_Written problem A_. In the court judgment excerpt, at what yearly interest rate did the respondent say the appellant agreed to repay the borrowed sum?
_Written problem B_. Please reproduce the stretch of the court judgment excerpt from "14. The appellant" through "of the scribe.".

_Document extract_.
/---

9. In this backdrop, it has to be seen whether the appellant
has made out substantial questions of law, as are pointed out in
ground No.6 of the memorandum of appeal, requiring
consideration and to admit this second appeal.
10. The dispute is based on Ex.A1-suit promissory note,
whereunder, according to the respondent, the appellant had
borrowed Rs.85,500/- agreeing to repay the same on demand
with future interest at 24% p.a. He further claimed that before
institution of the suit, the original of Ex.A2-legal notice dated
07.01.2010 was issued and that it was served on the appellant
vide Ex.A3-postal acknowledgment, who did not choose to send a
reply.
11. In view of denial of Ex.A1-promissory note as to its
execution and the transaction covered by it, necessarily the
burden is on the respondent to prove the same as well as the
transaction covered by it.
12. The respondent as PW.1, at the trial deposed covering the
suit transaction elaborating as to execution of Ex.A1-suit
promissory note by the appellant and steps taken thereon by him
for recovery of the amount due thereunder including the
demands demonstrated by Exs.A2 and A3. PW.2 and PW.3 are
the attestors to Ex.A1. They too deposed supporting the version
of the respondent as PW.1 at the trial.
13. Both the Courts below, upon consideration of such material
including the intrinsic worth of Ex.A1, held that this transaction
is proved and that Ex.A1-suit promissory note was executed by
the appellant, upon receiving consideration thereunder, agreeing
to the terms set out therein. When there are such findings
recorded by the Courts below on the disputed questions of fact,
this Court sitting in second appeal should necessarily be slow to
interfere in relation thereto.
14. The appellant as DW.1 at the trial deposed of his case.
The thurst of the entire defence and to support the same is
based on the testimony of DW.2-Sri M.Venkataswamy Reddy, who
is stated to be the scribe of Ex.A1-suit promissory note. Such
fact, as recorded by the appellate Court in its judgment is
proved by PWs.2 and 3. However, both the Courts below
recorded the fact that Ex.A1-suit promissory note did not bear
the signature of the scribe.

\---

_Material_.
/---

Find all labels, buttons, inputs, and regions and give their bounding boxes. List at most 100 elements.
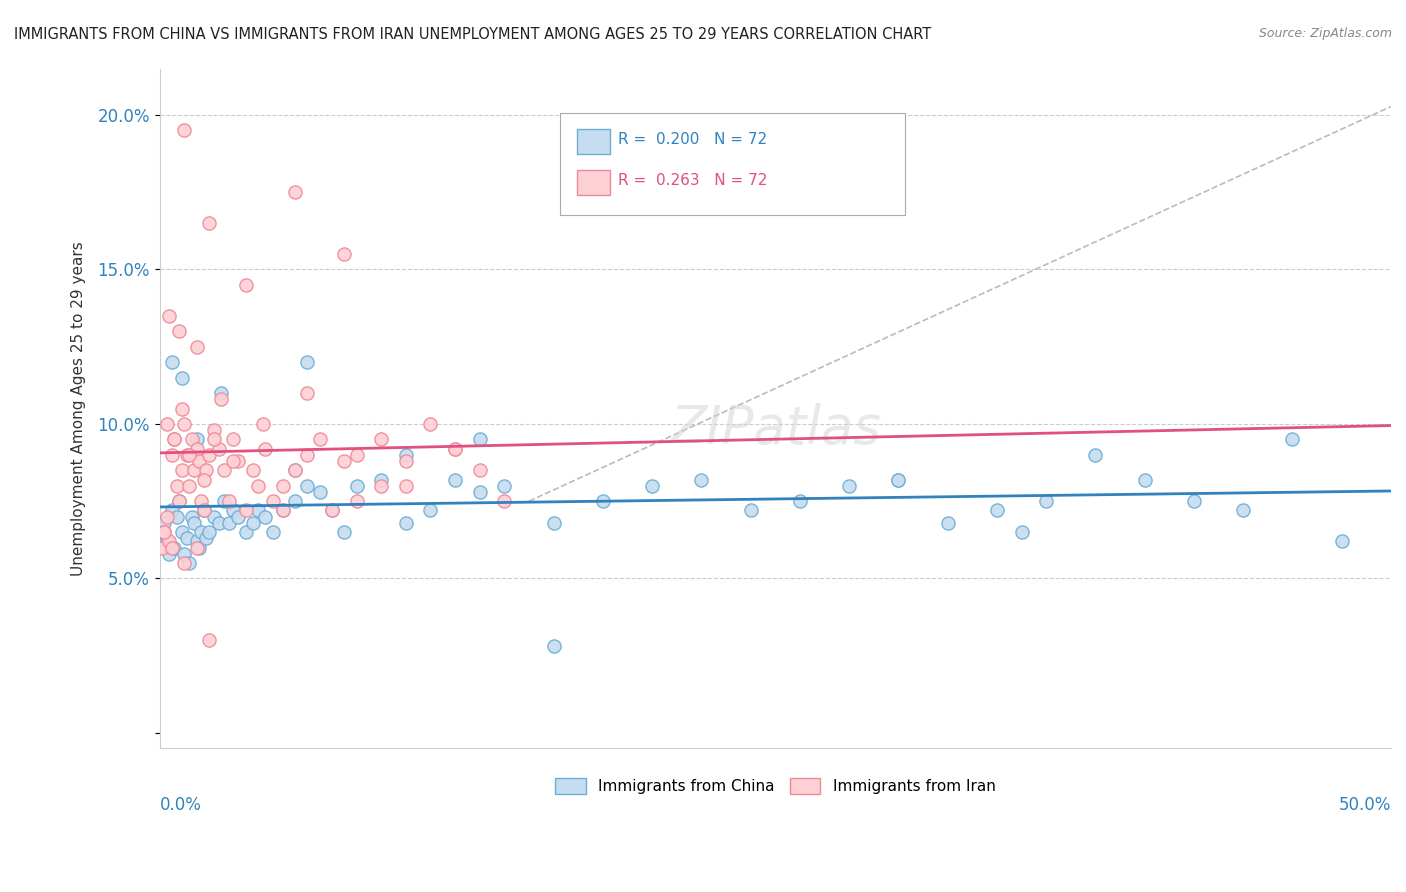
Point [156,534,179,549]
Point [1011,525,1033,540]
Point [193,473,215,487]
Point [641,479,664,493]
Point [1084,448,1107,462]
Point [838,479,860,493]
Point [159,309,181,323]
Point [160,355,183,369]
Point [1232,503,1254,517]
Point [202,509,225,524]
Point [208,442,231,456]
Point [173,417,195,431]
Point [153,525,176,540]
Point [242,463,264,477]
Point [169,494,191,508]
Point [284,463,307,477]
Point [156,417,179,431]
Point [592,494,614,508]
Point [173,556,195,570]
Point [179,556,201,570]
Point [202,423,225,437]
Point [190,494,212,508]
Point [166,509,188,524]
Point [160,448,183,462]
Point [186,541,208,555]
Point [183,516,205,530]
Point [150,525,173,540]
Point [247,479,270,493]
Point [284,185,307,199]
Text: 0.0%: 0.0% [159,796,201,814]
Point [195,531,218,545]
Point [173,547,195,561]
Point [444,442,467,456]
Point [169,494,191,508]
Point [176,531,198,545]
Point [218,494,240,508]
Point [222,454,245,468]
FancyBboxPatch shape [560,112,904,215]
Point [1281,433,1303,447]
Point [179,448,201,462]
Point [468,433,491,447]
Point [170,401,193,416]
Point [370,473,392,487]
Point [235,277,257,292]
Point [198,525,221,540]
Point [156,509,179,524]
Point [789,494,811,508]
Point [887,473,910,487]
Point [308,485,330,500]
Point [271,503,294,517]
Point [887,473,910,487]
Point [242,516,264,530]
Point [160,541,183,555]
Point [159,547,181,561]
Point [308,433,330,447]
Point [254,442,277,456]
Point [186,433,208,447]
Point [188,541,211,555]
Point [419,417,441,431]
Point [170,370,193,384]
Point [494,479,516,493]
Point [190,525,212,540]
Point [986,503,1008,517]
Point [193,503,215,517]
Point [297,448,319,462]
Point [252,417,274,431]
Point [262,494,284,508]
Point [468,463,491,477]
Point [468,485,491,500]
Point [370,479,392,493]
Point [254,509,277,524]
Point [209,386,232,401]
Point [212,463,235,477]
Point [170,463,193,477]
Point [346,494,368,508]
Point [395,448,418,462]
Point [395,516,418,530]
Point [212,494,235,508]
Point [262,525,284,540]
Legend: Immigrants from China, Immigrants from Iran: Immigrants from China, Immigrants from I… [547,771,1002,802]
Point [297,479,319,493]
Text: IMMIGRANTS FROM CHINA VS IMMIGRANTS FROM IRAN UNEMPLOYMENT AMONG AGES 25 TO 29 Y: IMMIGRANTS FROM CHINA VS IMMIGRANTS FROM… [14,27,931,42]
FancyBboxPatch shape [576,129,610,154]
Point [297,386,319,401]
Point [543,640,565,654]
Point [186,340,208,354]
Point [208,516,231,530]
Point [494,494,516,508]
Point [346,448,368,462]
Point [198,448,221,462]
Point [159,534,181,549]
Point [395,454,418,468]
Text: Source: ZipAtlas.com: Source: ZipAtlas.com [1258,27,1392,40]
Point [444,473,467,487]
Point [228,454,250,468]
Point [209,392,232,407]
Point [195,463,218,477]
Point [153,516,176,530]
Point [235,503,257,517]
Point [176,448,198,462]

\---

_Worked answer A_. 24% per annum.

_Worked answer B_.
14. The appellant as DW.1 at the trial deposed of his case.
The thurst of the entire defence and to support the same is
based on the testimony of DW.2-Sri M.Venkataswamy Reddy, who
is stated to be the scribe of Ex.A1-suit promissory note. Such
fact, as recorded by the appellate Court in its judgment is
proved by PWs.2 and 3. However, both the Courts below
recorded the fact that Ex.A1-suit promissory note did not bear
the signature of the scribe.